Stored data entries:
— BEGIN —

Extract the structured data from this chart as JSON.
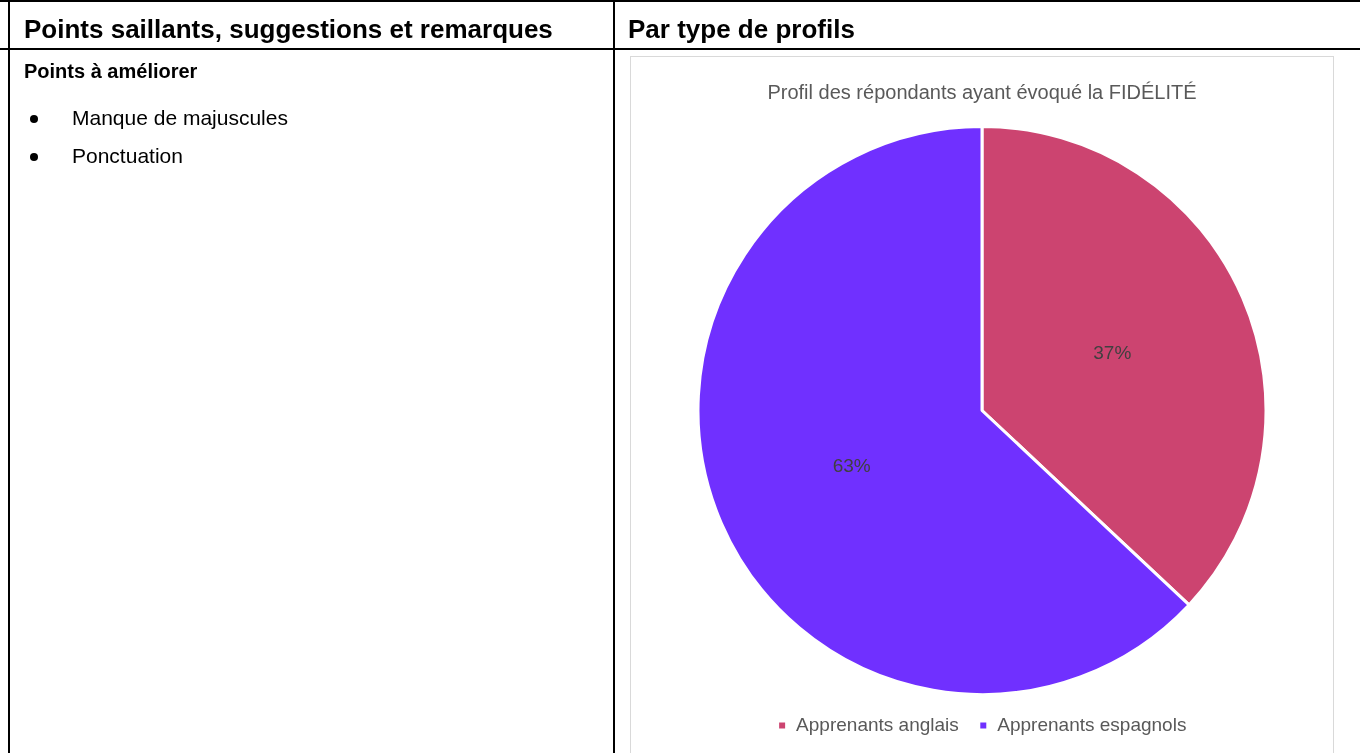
{
  "chart_data": {
    "type": "pie",
    "title": "Profil des répondants ayant évoqué la FIDÉLITÉ",
    "categories": [
      "Apprenants anglais",
      "Apprenants espagnols"
    ],
    "values": [
      37,
      63
    ],
    "value_labels": [
      "37%",
      "63%"
    ],
    "colors": [
      "#cc4470",
      "#7030ff"
    ],
    "legend": "bottom",
    "annotations": [
      "Points saillants, suggestions et remarques",
      "Par type de profils",
      "Points à améliorer",
      "Manque de majuscules",
      "Ponctuation"
    ]
  }
}
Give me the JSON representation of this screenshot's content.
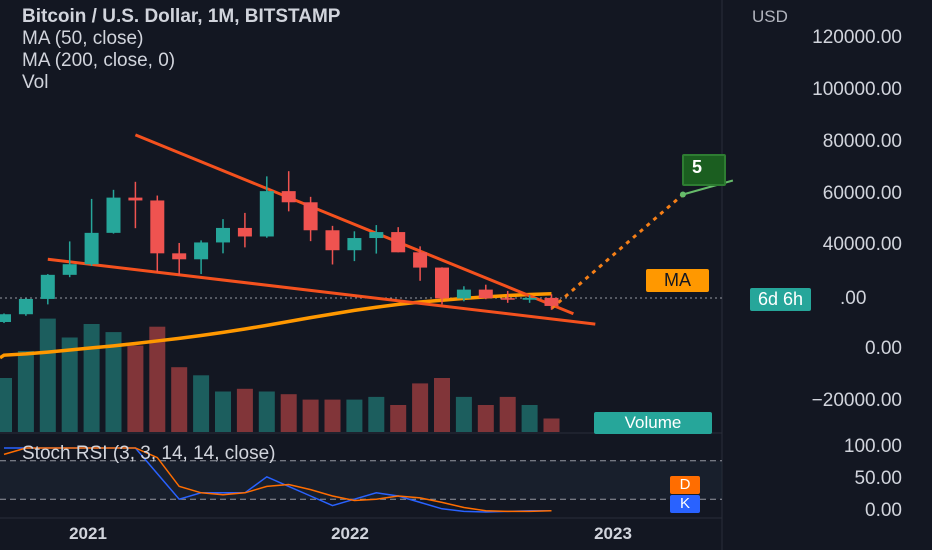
{
  "header": {
    "title": "Bitcoin / U.S. Dollar, 1M, BITSTAMP",
    "ma50": "MA (50, close)",
    "ma200": "MA (200, close, 0)",
    "vol": "Vol"
  },
  "axis": {
    "currency": "USD",
    "price_ticks": [
      "120000.00",
      "100000.00",
      "80000.00",
      "60000.00",
      "40000.00",
      "0.00",
      "−20000.00"
    ],
    "price_values": [
      120000,
      100000,
      80000,
      60000,
      40000,
      0,
      -20000
    ],
    "rsi_ticks": [
      "100.00",
      "50.00",
      "0.00"
    ],
    "time_ticks": [
      "2021",
      "2022",
      "2023"
    ]
  },
  "badges": {
    "ma": "MA",
    "countdown": "6d 6h",
    "countdown_price_suffix": ".00",
    "volume": "Volume",
    "d": "D",
    "k": "K",
    "target": "5"
  },
  "rsi": {
    "label": "Stoch RSI (3, 3, 14, 14, close)"
  },
  "colors": {
    "background": "#131722",
    "up": "#26a69a",
    "down": "#ef5350",
    "ma50": "#f57f17",
    "ma200": "#ff9800",
    "trendline": "#f4511e",
    "rsi_k": "#2962ff",
    "rsi_d": "#ff6d00",
    "countdown": "#26a69a",
    "ma_badge": "#ff9800"
  },
  "chart_data": {
    "type": "candlestick",
    "title": "Bitcoin / U.S. Dollar, 1M, BITSTAMP",
    "ylabel": "USD",
    "ylim": [
      -25000,
      132000
    ],
    "x": [
      "2020-10",
      "2020-11",
      "2020-12",
      "2021-01",
      "2021-02",
      "2021-03",
      "2021-04",
      "2021-05",
      "2021-06",
      "2021-07",
      "2021-08",
      "2021-09",
      "2021-10",
      "2021-11",
      "2021-12",
      "2022-01",
      "2022-02",
      "2022-03",
      "2022-04",
      "2022-05",
      "2022-06",
      "2022-07",
      "2022-08",
      "2022-09",
      "2022-10",
      "2022-11"
    ],
    "ohlc": [
      [
        10800,
        14100,
        10400,
        13800
      ],
      [
        13800,
        19900,
        13200,
        19700
      ],
      [
        19700,
        29300,
        17600,
        29000
      ],
      [
        29000,
        41900,
        28100,
        33100
      ],
      [
        33100,
        58300,
        32400,
        45200
      ],
      [
        45200,
        61800,
        44900,
        58800
      ],
      [
        58800,
        64900,
        47000,
        57700
      ],
      [
        57700,
        59600,
        30000,
        37300
      ],
      [
        37300,
        41300,
        28800,
        35000
      ],
      [
        35000,
        42300,
        29300,
        41500
      ],
      [
        41500,
        50500,
        37300,
        47100
      ],
      [
        47100,
        52900,
        39600,
        43800
      ],
      [
        43800,
        67000,
        43300,
        61300
      ],
      [
        61300,
        69000,
        53500,
        57000
      ],
      [
        57000,
        59100,
        42000,
        46200
      ],
      [
        46200,
        47900,
        33000,
        38500
      ],
      [
        38500,
        45800,
        34300,
        43200
      ],
      [
        43200,
        48200,
        37200,
        45500
      ],
      [
        45500,
        47400,
        37700,
        37700
      ],
      [
        37700,
        40000,
        26700,
        31800
      ],
      [
        31800,
        31900,
        17600,
        19900
      ],
      [
        19900,
        24600,
        18800,
        23300
      ],
      [
        23300,
        25200,
        19600,
        20000
      ],
      [
        20000,
        22800,
        18200,
        19400
      ],
      [
        19400,
        21100,
        18200,
        20100
      ],
      [
        20100,
        21500,
        15500,
        17000
      ]
    ],
    "volume": [
      2,
      3,
      4.2,
      3.5,
      4,
      3.7,
      3.2,
      3.9,
      2.4,
      2.1,
      1.5,
      1.6,
      1.5,
      1.4,
      1.2,
      1.2,
      1.2,
      1.3,
      1.0,
      1.8,
      2.0,
      1.3,
      1.0,
      1.3,
      1.0,
      0.5
    ],
    "ma50": [
      -2000,
      -1500,
      -800,
      0,
      800,
      1600,
      2500,
      3500,
      4500,
      5600,
      6800,
      8100,
      9500,
      11000,
      12500,
      13900,
      15300,
      16500,
      17600,
      18500,
      19200,
      19900,
      20500,
      21000,
      21400,
      21700
    ],
    "stoch_rsi_k": [
      100,
      100,
      100,
      100,
      100,
      100,
      100,
      60,
      20,
      30,
      30,
      30,
      55,
      40,
      25,
      10,
      20,
      30,
      25,
      15,
      5,
      1,
      0,
      1,
      2,
      2
    ],
    "stoch_rsi_d": [
      90,
      100,
      100,
      100,
      100,
      100,
      100,
      85,
      40,
      30,
      27,
      30,
      40,
      43,
      35,
      25,
      18,
      20,
      25,
      22,
      15,
      7,
      2,
      1,
      1,
      2
    ],
    "annotations": [
      {
        "type": "trendline",
        "from": [
          "2021-04",
          83000
        ],
        "to": [
          "2022-12",
          14000
        ]
      },
      {
        "type": "trendline",
        "from": [
          "2020-12",
          35000
        ],
        "to": [
          "2023-01",
          10000
        ]
      },
      {
        "type": "projection",
        "from": [
          "2022-11",
          16000
        ],
        "to": [
          "2023-05",
          60000
        ],
        "label": "5"
      }
    ]
  }
}
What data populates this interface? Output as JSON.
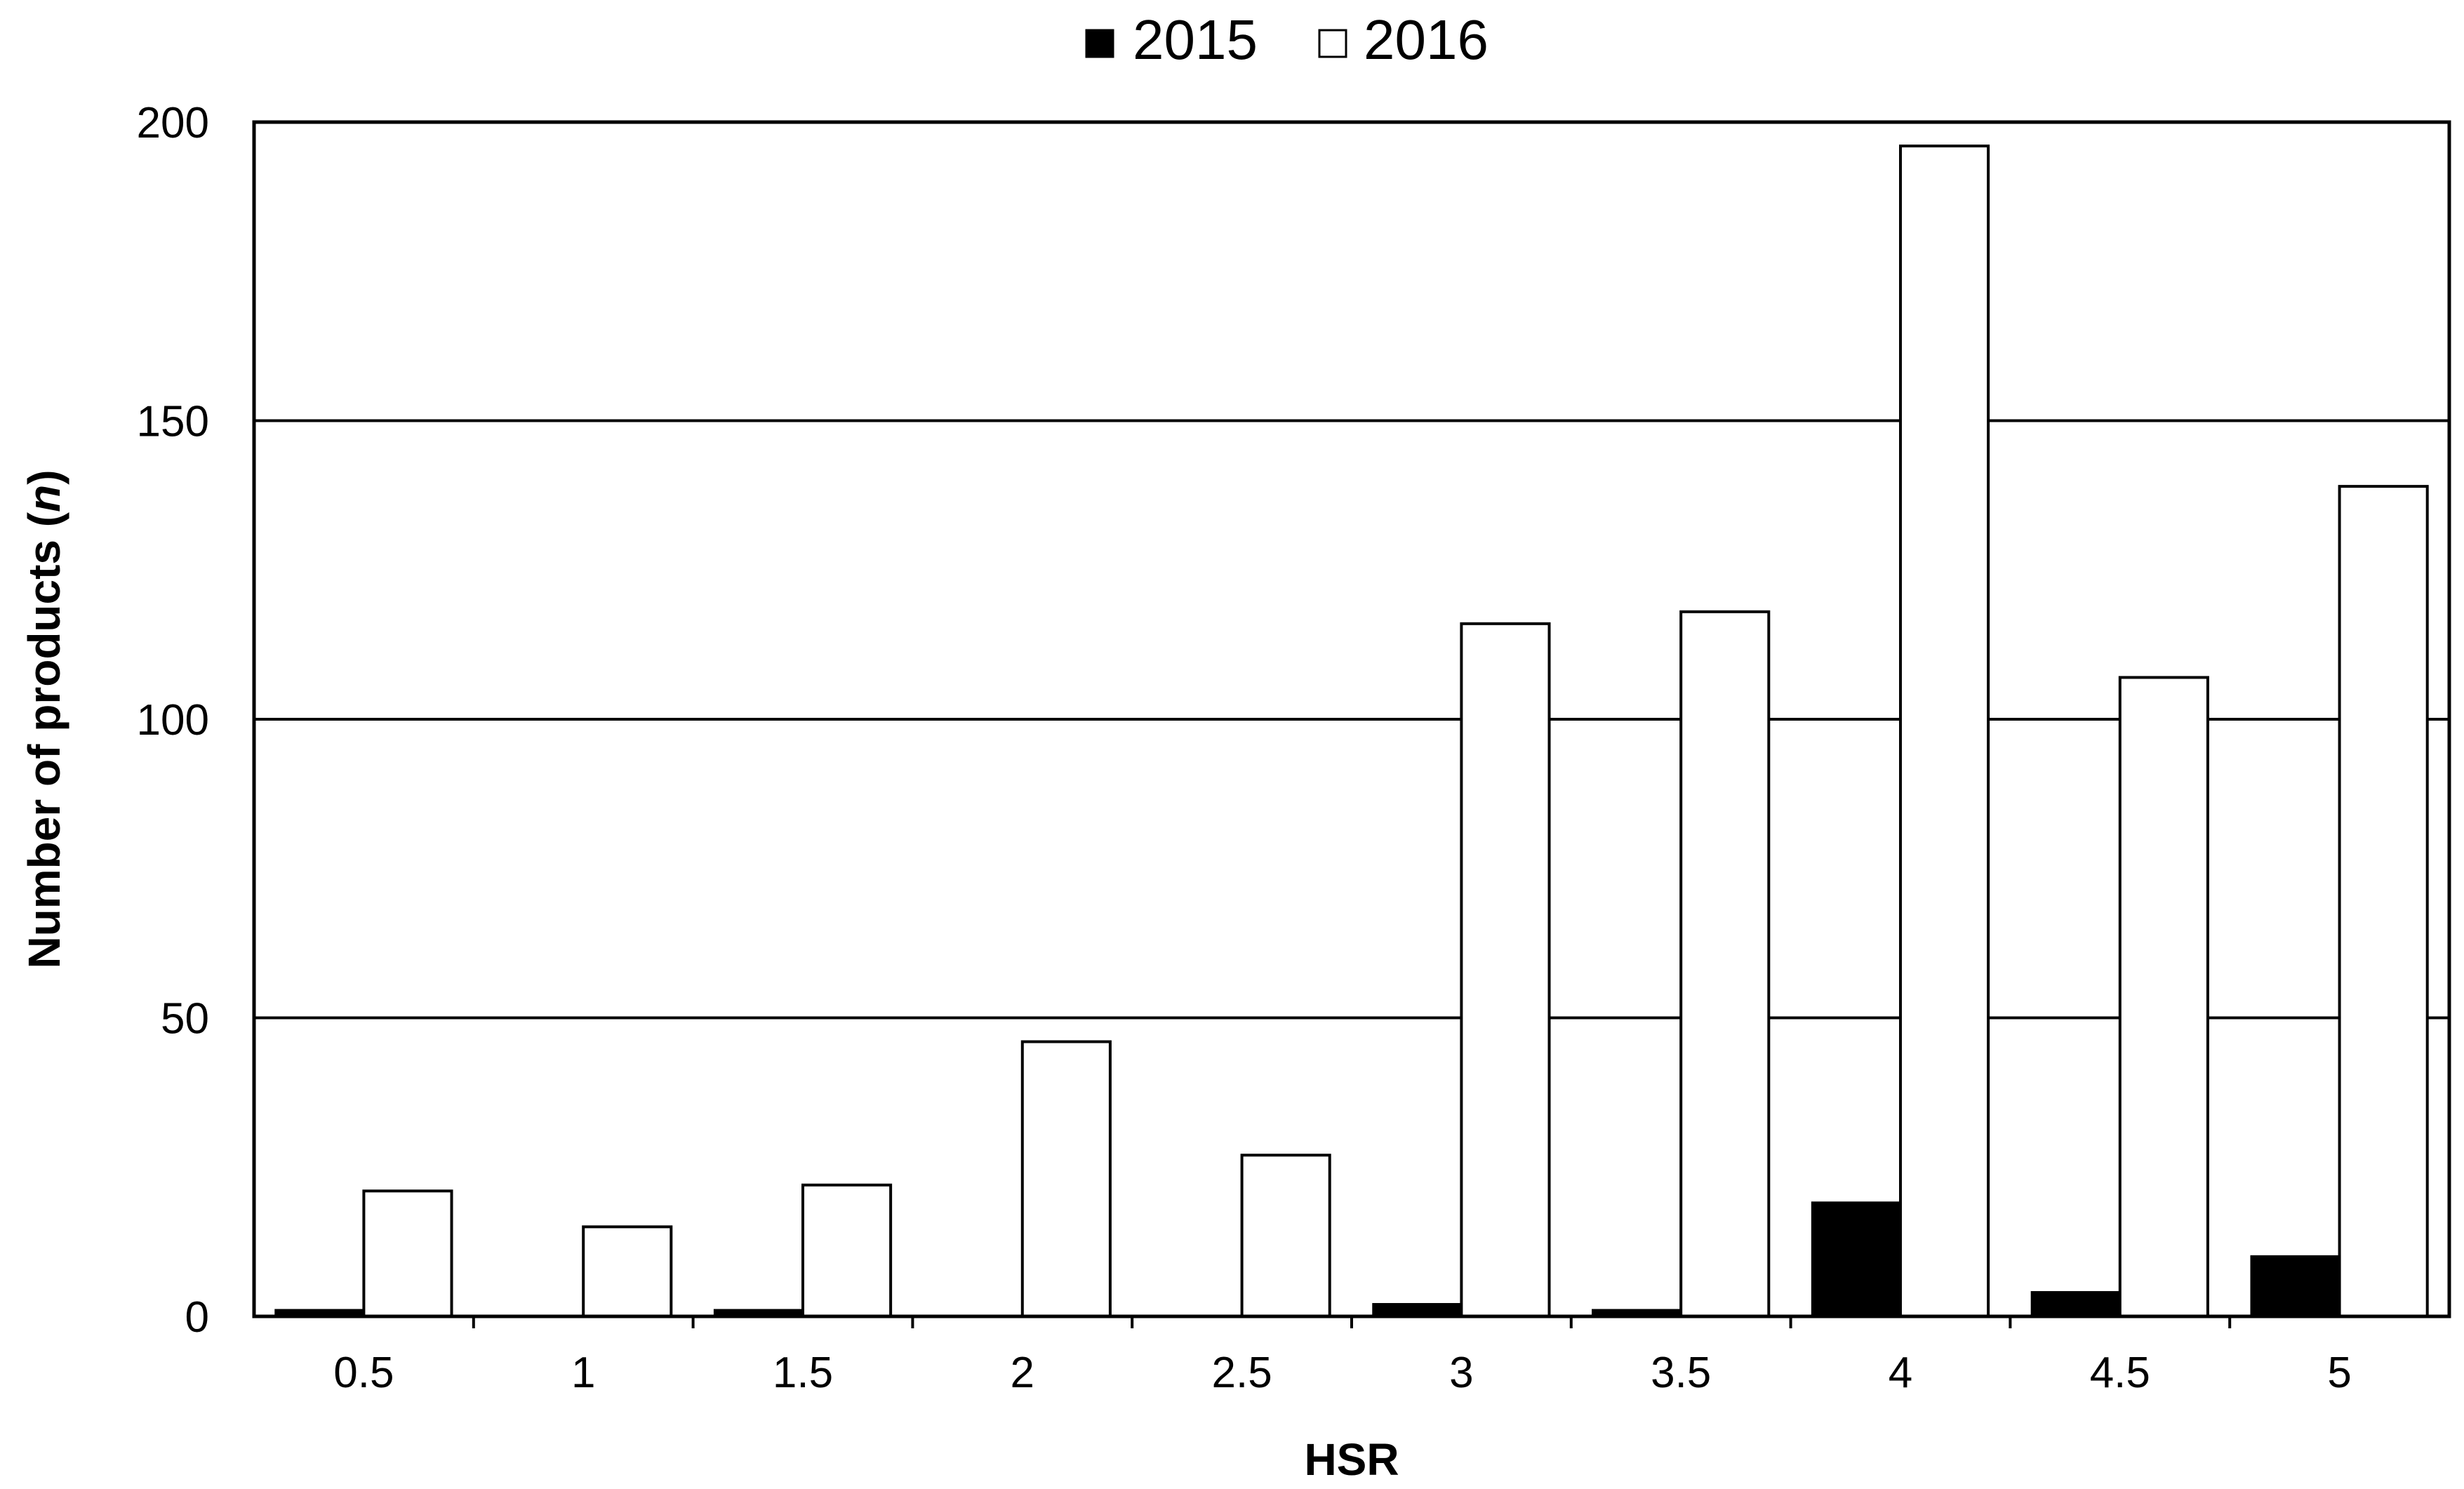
{
  "chart_data": {
    "type": "bar",
    "title": "",
    "xlabel": "HSR",
    "ylabel": "Number of products (n)",
    "ylabel_parts": [
      "Number of products (",
      "n",
      ")"
    ],
    "categories": [
      "0.5",
      "1",
      "1.5",
      "2",
      "2.5",
      "3",
      "3.5",
      "4",
      "4.5",
      "5"
    ],
    "series": [
      {
        "name": "2015",
        "color": "#000000",
        "fill": "#000000",
        "values": [
          1,
          0,
          1,
          0,
          0,
          2,
          1,
          19,
          4,
          10
        ]
      },
      {
        "name": "2016",
        "color": "#000000",
        "fill": "#ffffff",
        "values": [
          21,
          15,
          22,
          46,
          27,
          116,
          118,
          196,
          107,
          139
        ]
      }
    ],
    "ylim": [
      0,
      200
    ],
    "yticks": [
      0,
      50,
      100,
      150,
      200
    ],
    "grid": true,
    "legend_position": "top-center"
  }
}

— END —

= Stated goal =
Go over the records above and tally each line that includes "close". Give the total by itself.

= Answer to the exercise =
3